● **TASK DIRECTIONS**
Can you reproduce, word for word, the rows starting at the one that contains "leave-button[interactable]: ⏻ Leave" and ending at the one that contains "timeline-segment[interactable] [508,37,628,42]"?

● **RECORDS TO USE**
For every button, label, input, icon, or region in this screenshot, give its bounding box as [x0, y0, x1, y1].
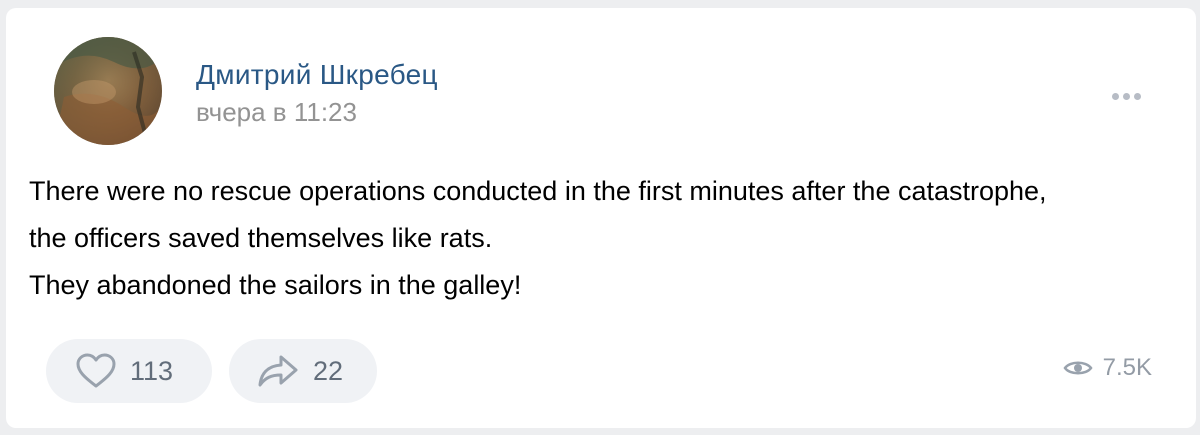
share-count: 22 — [313, 355, 344, 386]
post-timestamp[interactable]: вчера в 11:23 — [196, 96, 357, 128]
views-counter: 7.5K — [1063, 354, 1152, 382]
post-card: Дмитрий Шкребец вчера в 11:23 There were… — [6, 8, 1196, 428]
share-button[interactable]: 22 — [229, 339, 377, 403]
views-count: 7.5K — [1102, 354, 1152, 381]
avatar[interactable] — [54, 37, 162, 145]
heart-icon — [76, 353, 116, 388]
like-button[interactable]: 113 — [46, 339, 212, 403]
more-button[interactable] — [1106, 86, 1146, 106]
more-dots-icon — [1111, 92, 1119, 100]
more-dot — [1133, 92, 1141, 100]
post-text-line: the officers saved themselves like rats. — [29, 223, 493, 253]
post-text-line: There were no rescue operations conducte… — [29, 176, 1047, 206]
avatar-image — [54, 37, 162, 145]
eye-icon — [1063, 361, 1093, 375]
share-arrow-icon — [258, 355, 298, 387]
post-text-line: They abandoned the sailors in the galley… — [29, 270, 522, 300]
post-text: There were no rescue operations conducte… — [29, 168, 1179, 309]
author-name[interactable]: Дмитрий Шкребец — [196, 58, 438, 92]
more-dot — [1122, 92, 1130, 100]
like-count: 113 — [130, 355, 174, 386]
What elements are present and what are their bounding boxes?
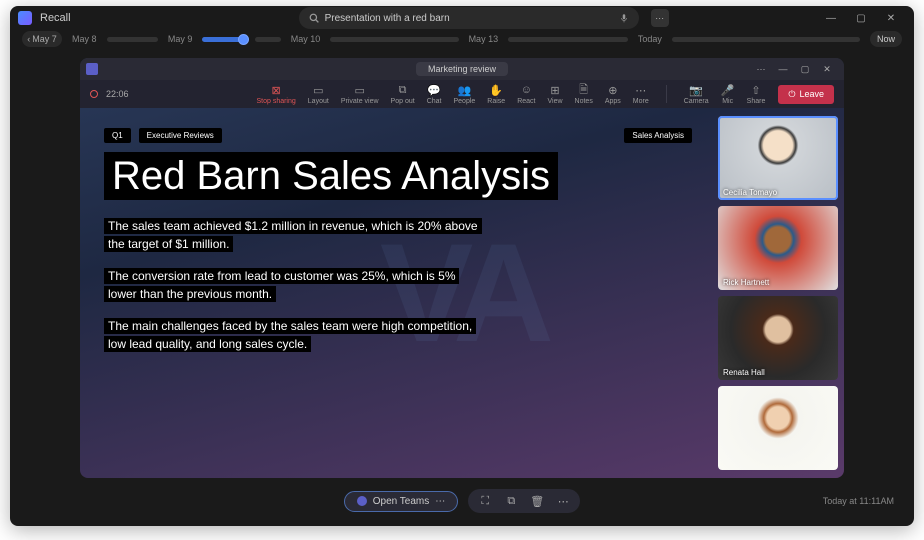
leave-button[interactable]: ⏻ Leave [778,85,834,104]
timeline-label: Today [638,34,662,44]
view-button[interactable]: ⊞View [542,81,567,107]
timeline-segment[interactable] [330,37,458,42]
timeline-label: May 10 [291,34,321,44]
more-icon: ⋯ [634,83,648,97]
share-icon: ⇧ [749,83,763,97]
pop-out-button[interactable]: ⧉Pop out [386,81,420,107]
copy-icon[interactable]: ⧉ [502,492,520,510]
dropdown-icon: ⋯ [435,496,445,507]
timeline-segment[interactable] [508,37,628,42]
teams-close-button[interactable]: ✕ [816,60,838,78]
open-app-button[interactable]: Open Teams ⋯ [344,491,459,512]
search-icon [309,13,319,23]
teams-minimize-button[interactable]: — [772,60,794,78]
slide-tag-topic: Sales Analysis [624,128,692,143]
react-icon: ☺ [519,83,533,97]
close-button[interactable]: ✕ [876,6,906,30]
notes-button[interactable]: 🗎Notes [570,81,598,107]
teams-titlebar: Marketing review ⋯ — ▢ ✕ [80,58,844,80]
camera-icon: 📷 [689,83,703,97]
screenshot-icon[interactable]: ⛶ [476,492,494,510]
people-icon: 👥 [457,83,471,97]
notes-icon: 🗎 [577,83,591,97]
timeline-label: May 13 [469,34,499,44]
teams-snapshot: Marketing review ⋯ — ▢ ✕ 22:06 ⊠Stop sha… [80,58,844,478]
leave-icon: ⏻ [788,89,795,100]
more-button[interactable]: ⋯More [628,81,654,107]
participant-tile[interactable] [718,386,838,470]
private-view-icon: ▭ [353,83,367,97]
minimize-button[interactable]: — [816,6,846,30]
more-icon[interactable]: ⋯ [554,492,572,510]
bottom-toolbar: Open Teams ⋯ ⛶ ⧉ 🗑 ⋯ Today at 11:11AM [10,486,914,516]
apps-icon: ⊕ [606,83,620,97]
slide-paragraph: The sales team achieved $1.2 million in … [104,217,484,253]
chat-icon: 💬 [427,83,441,97]
participant-strip: Cecilia Tomayo Rick Hartnett Renata Hall [716,108,844,478]
raise-button[interactable]: ✋Raise [482,81,510,107]
view-icon: ⊞ [548,83,562,97]
search-input[interactable] [325,13,613,24]
layout-button[interactable]: ▭Layout [303,81,334,107]
window-controls: — ▢ ✕ [816,6,906,30]
layout-icon: ▭ [311,83,325,97]
raise-icon: ✋ [489,83,503,97]
chat-button[interactable]: 💬Chat [422,81,447,107]
teams-toolbar: 22:06 ⊠Stop sharing▭Layout▭Private view⧉… [80,80,844,108]
app-title: Recall [40,12,71,24]
search-box[interactable] [299,7,639,29]
timeline-segment[interactable] [672,37,860,42]
mic-icon: 🎤 [721,83,735,97]
titlebar: Recall ⋯ — ▢ ✕ [10,6,914,30]
timeline-segment[interactable] [107,37,158,42]
share-button[interactable]: ⇧Share [742,81,771,107]
meeting-title: Marketing review [416,62,508,76]
slide-paragraph: The conversion rate from lead to custome… [104,267,484,303]
stop-sharing-button[interactable]: ⊠Stop sharing [251,81,300,107]
snapshot-timestamp: Today at 11:11AM [823,496,894,506]
delete-icon[interactable]: 🗑 [528,492,546,510]
timeline-now-button[interactable]: Now [870,31,902,47]
timeline[interactable]: ‹May 7 May 8 May 9 May 10 May 13 Today N… [10,30,914,48]
microphone-icon[interactable] [619,13,629,23]
slide-tag-quarter: Q1 [104,128,131,143]
react-button[interactable]: ☺React [512,81,540,107]
timeline-segment-active[interactable] [202,37,245,42]
shared-slide: Q1 Executive Reviews Sales Analysis Red … [80,108,716,478]
slide-paragraph: The main challenges faced by the sales t… [104,317,484,353]
teams-maximize-button[interactable]: ▢ [794,60,816,78]
private-view-button[interactable]: ▭Private view [336,81,384,107]
pop-out-icon: ⧉ [396,83,410,97]
slide-title: Red Barn Sales Analysis [104,153,692,199]
content-area: Marketing review ⋯ — ▢ ✕ 22:06 ⊠Stop sha… [10,48,914,526]
maximize-button[interactable]: ▢ [846,6,876,30]
search-more-button[interactable]: ⋯ [651,9,669,27]
timeline-label: May 8 [72,34,97,44]
timeline-segment[interactable] [255,37,281,42]
teams-app-icon [357,496,367,506]
stop-sharing-icon: ⊠ [269,83,283,97]
meeting-duration: 22:06 [106,89,129,99]
slide-tag-section: Executive Reviews [139,128,222,143]
timeline-prev-button[interactable]: ‹May 7 [22,31,62,47]
meeting-body: VA Q1 Executive Reviews Sales Analysis R… [80,108,844,478]
camera-button[interactable]: 📷Camera [679,81,714,107]
app-icon [18,11,32,25]
recording-icon [90,90,98,98]
teams-logo-icon [86,63,98,75]
timeline-handle[interactable] [238,34,249,45]
mic-button[interactable]: 🎤Mic [716,81,740,107]
participant-tile[interactable]: Cecilia Tomayo [718,116,838,200]
recall-window: Recall ⋯ — ▢ ✕ ‹May 7 May 8 May 9 May 10… [10,6,914,526]
participant-tile[interactable]: Renata Hall [718,296,838,380]
timeline-label: May 9 [168,34,193,44]
people-button[interactable]: 👥People [448,81,480,107]
participant-tile[interactable]: Rick Hartnett [718,206,838,290]
teams-more-icon[interactable]: ⋯ [750,60,772,78]
apps-button[interactable]: ⊕Apps [600,81,626,107]
snapshot-actions: ⛶ ⧉ 🗑 ⋯ [468,489,580,513]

● **OUTPUT OF THE TASK**
leave-button[interactable]: ⏻ Leave [778,85,834,104]
timeline-label: Today [638,34,662,44]
view-button[interactable]: ⊞View [542,81,567,107]
timeline-segment[interactable] [330,37,458,42]
timeline-label: May 10 [291,34,321,44]
more-icon: ⋯ [634,83,648,97]
share-icon: ⇧ [749,83,763,97]
pop-out-button[interactable]: ⧉Pop out [386,81,420,107]
copy-icon[interactable]: ⧉ [502,492,520,510]
dropdown-icon: ⋯ [435,496,445,507]
timeline-segment[interactable] [508,37,628,42]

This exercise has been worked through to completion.